[PROBLEM TO SOLVE] Across the data below, how many lines hold "time"? Answer with that number and nothing else.

[MATERIAL FOR THIS TASK]
==================================================
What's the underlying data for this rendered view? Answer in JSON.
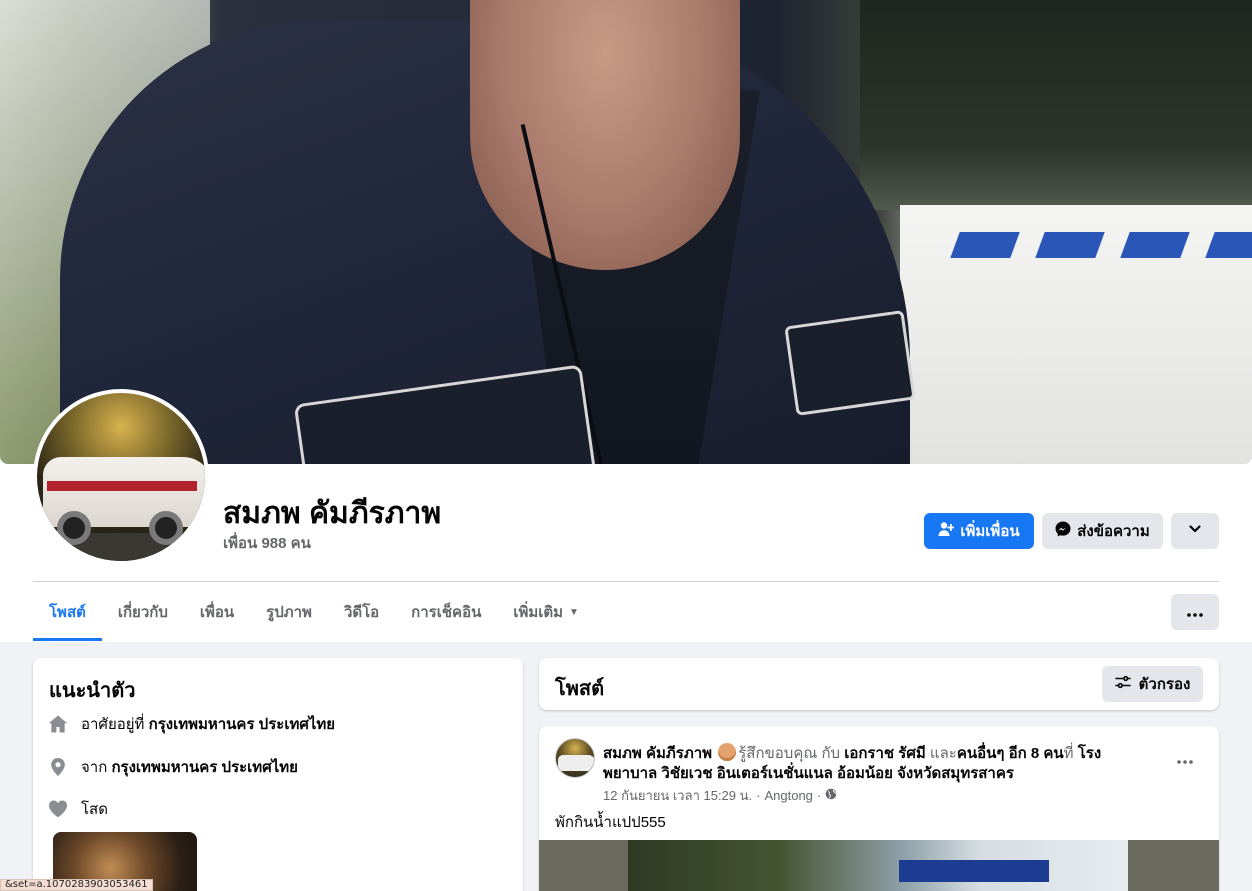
{
  "profile": {
    "name": "สมภพ คัมภีรภาพ",
    "friends_count": "เพื่อน 988 คน"
  },
  "actions": {
    "add_friend": "เพิ่มเพื่อน",
    "send_message": "ส่งข้อความ"
  },
  "tabs": [
    {
      "label": "โพสต์",
      "active": true
    },
    {
      "label": "เกี่ยวกับ"
    },
    {
      "label": "เพื่อน"
    },
    {
      "label": "รูปภาพ"
    },
    {
      "label": "วิดีโอ"
    },
    {
      "label": "การเช็คอิน"
    },
    {
      "label": "เพิ่มเติม"
    }
  ],
  "intro": {
    "title": "แนะนำตัว",
    "lives_prefix": "อาศัยอยู่ที่",
    "lives_place": "กรุงเทพมหานคร ประเทศไทย",
    "from_prefix": "จาก",
    "from_place": "กรุงเทพมหานคร ประเทศไทย",
    "relationship": "โสด"
  },
  "posts_header": {
    "title": "โพสต์",
    "filter": "ตัวกรอง"
  },
  "post": {
    "author": "สมภพ คัมภีรภาพ",
    "feeling": "รู้สึกขอบคุณ",
    "with_word": "กับ",
    "tagged": "เอกราช รัศมี",
    "and_word": "และ",
    "others": "คนอื่นๆ อีก 8 คน",
    "at_word": "ที่",
    "place": "โรงพยาบาล วิชัยเวช อินเตอร์เนชั่นแนล อ้อมน้อย จังหวัดสมุทรสาคร",
    "date": "12 กันยายน เวลา 15:29 น.",
    "location": "Angtong",
    "text": "พักกินน้ำแปป555"
  },
  "status_bar": {
    "url": "&set=a.1070283903053461"
  },
  "colors": {
    "accent": "#1877f2",
    "page_bg": "#f0f2f5",
    "secondary_text": "#65676b",
    "button_gray": "#e4e6eb"
  },
  "icons": [
    "user-plus-icon",
    "messenger-icon",
    "chevron-down-icon",
    "more-icon",
    "home-icon",
    "location-pin-icon",
    "heart-icon",
    "filter-icon",
    "globe-icon"
  ]
}
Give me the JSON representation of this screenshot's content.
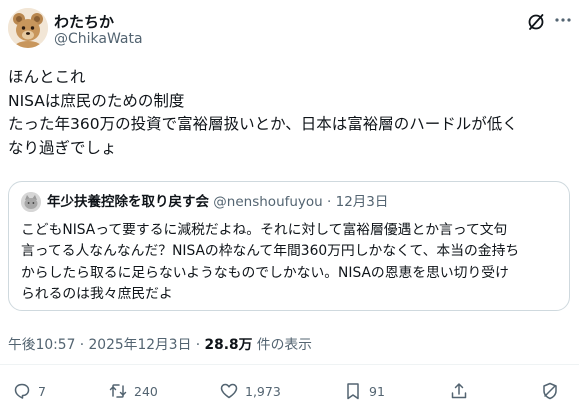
{
  "author": {
    "display_name": "わたちか",
    "handle": "@ChikaWata"
  },
  "tweet": {
    "lines": [
      "ほんとこれ",
      "NISAは庶民のための制度",
      "たった年360万の投資で富裕層扱いとか、日本は富裕層のハードルが低く",
      "なり過ぎでしょ"
    ]
  },
  "quote": {
    "name": "年少扶養控除を取り戻す会",
    "handle": "@nenshoufuyou",
    "separator": " · ",
    "date": "12月3日",
    "lines": [
      "こどもNISAって要するに減税だよね。それに対して富裕層優遇とか言って文句",
      "言ってる人なんなんだ？NISAの枠なんて年間360万円しかなくて、本当の金持ち",
      "からしたら取るに足らないようなものでしかない。NISAの恩恵を思い切り受け",
      "られるのは我々庶民だよ"
    ]
  },
  "meta": {
    "time": "午後10:57",
    "sep1": " · ",
    "date": "2025年12月3日",
    "sep2": " · ",
    "views": "28.8万",
    "views_suffix": " 件の表示"
  },
  "actions": {
    "replies": "7",
    "reposts": "240",
    "likes": "1,973",
    "bookmarks": "91"
  },
  "icons": {
    "grok": "grok-icon",
    "more": "more-icon",
    "reply": "reply-icon",
    "repost": "repost-icon",
    "like": "heart-icon",
    "bookmark": "bookmark-icon",
    "share": "share-icon",
    "block": "block-icon"
  }
}
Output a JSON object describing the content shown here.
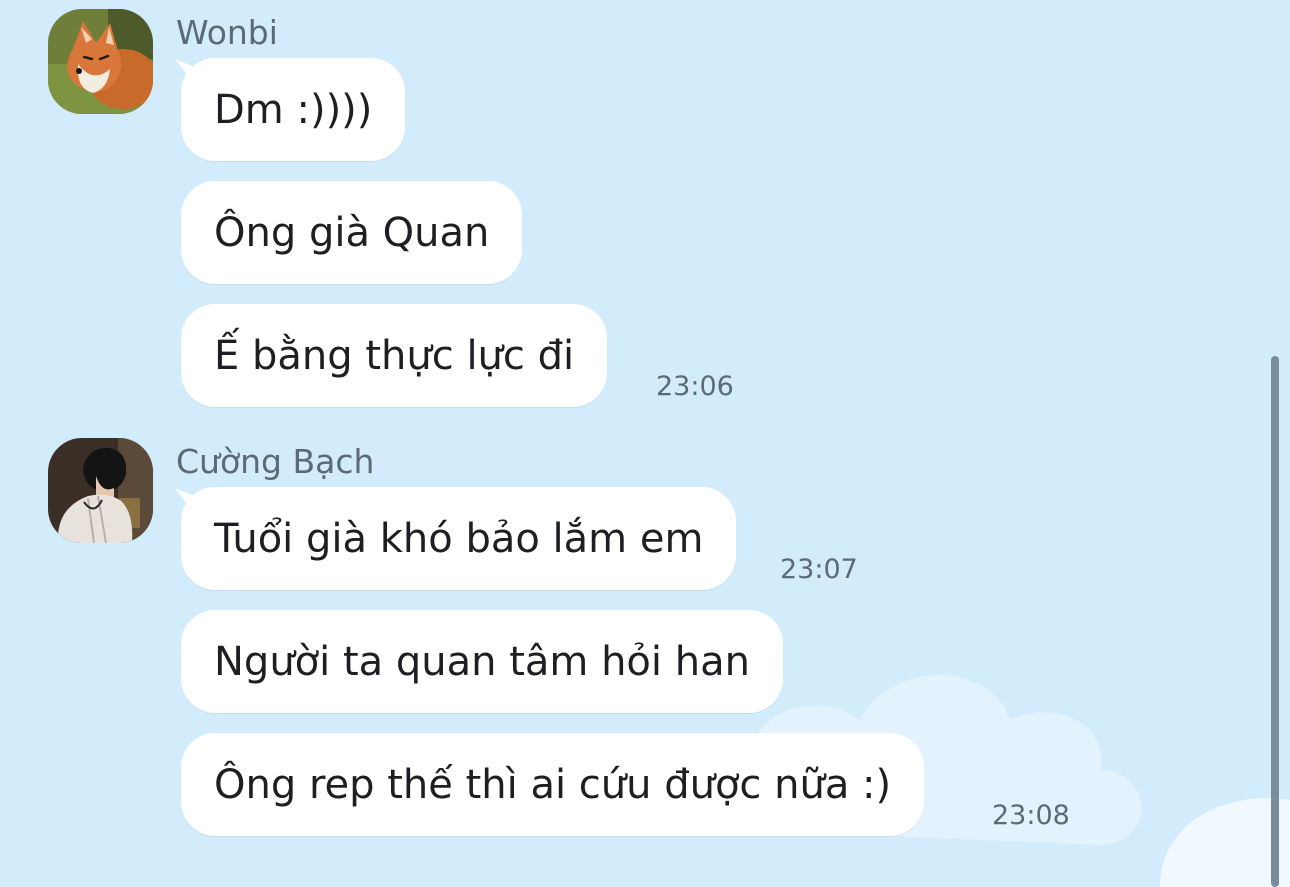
{
  "theme": {
    "background": "#d3ecfb",
    "bubble": "#ffffff",
    "meta_text": "#5a6a78",
    "message_text": "#1d1f22"
  },
  "groups": [
    {
      "sender": "Wonbi",
      "avatar_icon": "fox-photo-avatar",
      "messages": [
        {
          "text": "Dm :))))",
          "time": ""
        },
        {
          "text": "Ông già Quan",
          "time": ""
        },
        {
          "text": "Ế bằng thực lực đi",
          "time": "23:06"
        }
      ]
    },
    {
      "sender": "Cường Bạch",
      "avatar_icon": "person-photo-avatar",
      "messages": [
        {
          "text": "Tuổi già khó bảo lắm em",
          "time": "23:07"
        },
        {
          "text": "Người ta quan tâm hỏi han",
          "time": ""
        },
        {
          "text": "Ông rep thế thì ai cứu được nữa :)",
          "time": "23:08"
        }
      ]
    }
  ]
}
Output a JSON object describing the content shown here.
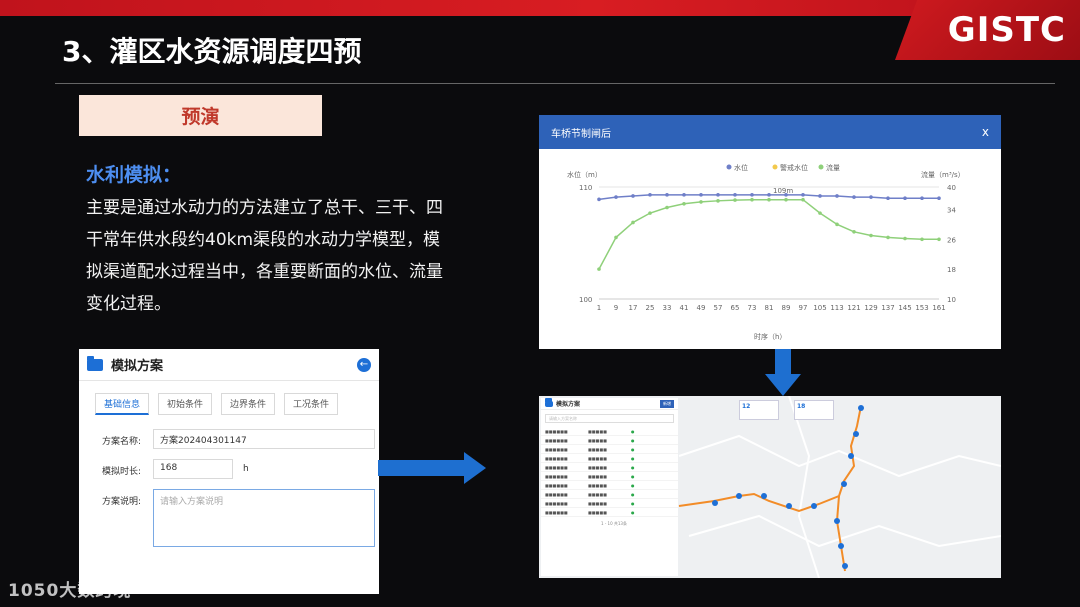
{
  "header": {
    "title": "3、灌区水资源调度四预",
    "logo": "GISTC"
  },
  "section_tag": "预演",
  "sub_heading": "水利模拟：",
  "body_text": "主要是通过水动力的方法建立了总干、三干、四干常年供水段约40km渠段的水动力学模型，模拟渠道配水过程当中，各重要断面的水位、流量变化过程。",
  "form": {
    "title": "模拟方案",
    "tabs": [
      "基础信息",
      "初始条件",
      "边界条件",
      "工况条件"
    ],
    "name_label": "方案名称:",
    "name_value": "方案202404301147",
    "duration_label": "模拟时长:",
    "duration_value": "168",
    "duration_unit": "h",
    "desc_label": "方案说明:",
    "desc_placeholder": "请输入方案说明"
  },
  "chart_window": {
    "title": "车桥节制闸后",
    "close": "x"
  },
  "chart_data": {
    "type": "line",
    "legend": [
      "水位",
      "警戒水位",
      "流量"
    ],
    "ylabel_left": "水位（m）",
    "ylabel_right": "流量（m³/s）",
    "xlabel": "时序（h）",
    "y_left_range": [
      100,
      110
    ],
    "y_right_range": [
      10,
      40
    ],
    "y_left_ticks": [
      "110",
      "100"
    ],
    "y_right_ticks": [
      "40",
      "34",
      "26",
      "18",
      "10"
    ],
    "x_ticks": [
      "1",
      "9",
      "17",
      "25",
      "33",
      "41",
      "49",
      "57",
      "65",
      "73",
      "81",
      "89",
      "97",
      "105",
      "113",
      "121",
      "129",
      "137",
      "145",
      "153",
      "161"
    ],
    "annotation": "109m",
    "series": [
      {
        "name": "水位",
        "color": "#6f7fc8",
        "values": [
          108.9,
          109.1,
          109.2,
          109.3,
          109.3,
          109.3,
          109.3,
          109.3,
          109.3,
          109.3,
          109.3,
          109.3,
          109.3,
          109.2,
          109.2,
          109.1,
          109.1,
          109.0,
          109.0,
          109.0,
          109.0
        ]
      },
      {
        "name": "流量",
        "color": "#8fd07a",
        "values": [
          18.0,
          26.5,
          30.5,
          33.0,
          34.5,
          35.5,
          36.0,
          36.3,
          36.5,
          36.6,
          36.6,
          36.6,
          36.6,
          33.0,
          30.0,
          28.0,
          27.0,
          26.5,
          26.2,
          26.0,
          26.0
        ]
      }
    ]
  },
  "map_window": {
    "list_title": "模拟方案",
    "list_btn": "新增",
    "search_placeholder": "请输入方案名称",
    "stat1": "12",
    "stat2": "18",
    "pager": "1 - 10 共13条"
  },
  "watermark": "1050大数跨境"
}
==================================================
[EXPECTED ANSWER] 7